Records that describe figures:
##########

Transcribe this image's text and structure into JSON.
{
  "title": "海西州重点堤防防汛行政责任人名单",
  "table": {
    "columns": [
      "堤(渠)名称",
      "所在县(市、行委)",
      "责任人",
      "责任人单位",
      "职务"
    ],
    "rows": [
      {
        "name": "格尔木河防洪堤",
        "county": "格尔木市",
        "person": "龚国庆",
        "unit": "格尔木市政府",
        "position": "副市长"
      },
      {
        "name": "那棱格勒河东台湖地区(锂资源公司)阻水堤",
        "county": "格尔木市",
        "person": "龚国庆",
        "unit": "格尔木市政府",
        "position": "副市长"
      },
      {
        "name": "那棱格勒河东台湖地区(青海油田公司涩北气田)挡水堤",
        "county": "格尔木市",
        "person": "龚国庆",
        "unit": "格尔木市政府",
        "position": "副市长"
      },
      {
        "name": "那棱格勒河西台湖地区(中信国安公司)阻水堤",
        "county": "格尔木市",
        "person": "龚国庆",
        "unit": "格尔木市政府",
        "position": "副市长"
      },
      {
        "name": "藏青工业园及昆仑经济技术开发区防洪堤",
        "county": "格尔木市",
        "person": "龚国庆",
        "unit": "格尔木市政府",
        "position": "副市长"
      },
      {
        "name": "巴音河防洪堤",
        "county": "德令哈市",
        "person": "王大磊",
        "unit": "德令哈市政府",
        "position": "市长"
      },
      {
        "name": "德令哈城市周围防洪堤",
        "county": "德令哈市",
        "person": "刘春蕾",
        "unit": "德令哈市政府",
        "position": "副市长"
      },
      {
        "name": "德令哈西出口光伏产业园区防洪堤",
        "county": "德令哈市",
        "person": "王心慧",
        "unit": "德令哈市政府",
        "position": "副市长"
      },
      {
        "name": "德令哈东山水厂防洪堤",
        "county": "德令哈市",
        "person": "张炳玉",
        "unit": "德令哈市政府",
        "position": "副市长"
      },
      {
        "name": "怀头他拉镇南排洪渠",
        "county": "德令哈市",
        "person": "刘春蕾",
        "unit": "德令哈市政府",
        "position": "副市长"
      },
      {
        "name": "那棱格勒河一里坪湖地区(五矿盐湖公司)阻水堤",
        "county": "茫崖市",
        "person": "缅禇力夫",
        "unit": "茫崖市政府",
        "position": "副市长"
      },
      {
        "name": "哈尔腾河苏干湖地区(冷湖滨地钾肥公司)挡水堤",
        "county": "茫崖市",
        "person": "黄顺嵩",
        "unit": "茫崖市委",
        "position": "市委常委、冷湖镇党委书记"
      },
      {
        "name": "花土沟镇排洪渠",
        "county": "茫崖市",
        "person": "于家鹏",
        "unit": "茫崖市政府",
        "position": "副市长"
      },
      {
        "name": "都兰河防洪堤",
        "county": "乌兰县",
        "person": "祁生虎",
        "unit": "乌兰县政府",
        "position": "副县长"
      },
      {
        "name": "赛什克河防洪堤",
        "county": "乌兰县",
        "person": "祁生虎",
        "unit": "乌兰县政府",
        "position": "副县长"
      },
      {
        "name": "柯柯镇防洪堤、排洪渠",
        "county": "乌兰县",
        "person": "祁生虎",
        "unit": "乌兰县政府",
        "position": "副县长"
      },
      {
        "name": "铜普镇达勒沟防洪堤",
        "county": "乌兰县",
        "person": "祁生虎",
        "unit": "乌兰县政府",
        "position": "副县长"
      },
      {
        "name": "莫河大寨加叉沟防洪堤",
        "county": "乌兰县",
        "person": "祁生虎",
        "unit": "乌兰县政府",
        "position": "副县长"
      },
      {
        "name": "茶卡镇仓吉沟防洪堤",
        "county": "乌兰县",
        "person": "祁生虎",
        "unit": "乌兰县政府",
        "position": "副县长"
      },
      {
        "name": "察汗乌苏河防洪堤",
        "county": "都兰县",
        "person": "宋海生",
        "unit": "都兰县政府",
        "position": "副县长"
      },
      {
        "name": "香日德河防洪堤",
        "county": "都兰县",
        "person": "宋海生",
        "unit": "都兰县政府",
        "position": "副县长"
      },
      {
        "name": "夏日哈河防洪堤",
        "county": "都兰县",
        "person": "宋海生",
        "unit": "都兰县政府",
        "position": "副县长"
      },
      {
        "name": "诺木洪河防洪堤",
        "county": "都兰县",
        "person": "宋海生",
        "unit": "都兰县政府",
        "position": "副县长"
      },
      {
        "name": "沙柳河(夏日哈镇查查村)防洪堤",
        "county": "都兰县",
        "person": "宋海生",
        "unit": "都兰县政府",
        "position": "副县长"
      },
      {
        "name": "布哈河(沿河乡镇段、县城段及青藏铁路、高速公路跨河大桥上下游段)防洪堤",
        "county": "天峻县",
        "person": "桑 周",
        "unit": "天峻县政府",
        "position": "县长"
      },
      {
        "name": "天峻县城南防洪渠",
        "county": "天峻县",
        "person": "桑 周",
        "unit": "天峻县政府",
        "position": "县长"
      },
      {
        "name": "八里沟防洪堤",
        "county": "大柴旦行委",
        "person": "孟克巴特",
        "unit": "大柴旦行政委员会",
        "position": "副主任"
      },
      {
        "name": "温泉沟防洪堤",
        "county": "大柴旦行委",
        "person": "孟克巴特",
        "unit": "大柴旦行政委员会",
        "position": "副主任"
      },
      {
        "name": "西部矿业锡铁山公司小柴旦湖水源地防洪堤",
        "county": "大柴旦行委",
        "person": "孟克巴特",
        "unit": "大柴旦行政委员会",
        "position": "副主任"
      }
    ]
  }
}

##########

WRITTEN EXERCISE
Pull out every line above that holds the word "那棱格勒河东台湖地区".

TASK ANSWER
        "name": "那棱格勒河东台湖地区(锂资源公司)阻水堤",
        "name": "那棱格勒河东台湖地区(青海油田公司涩北气田)挡水堤",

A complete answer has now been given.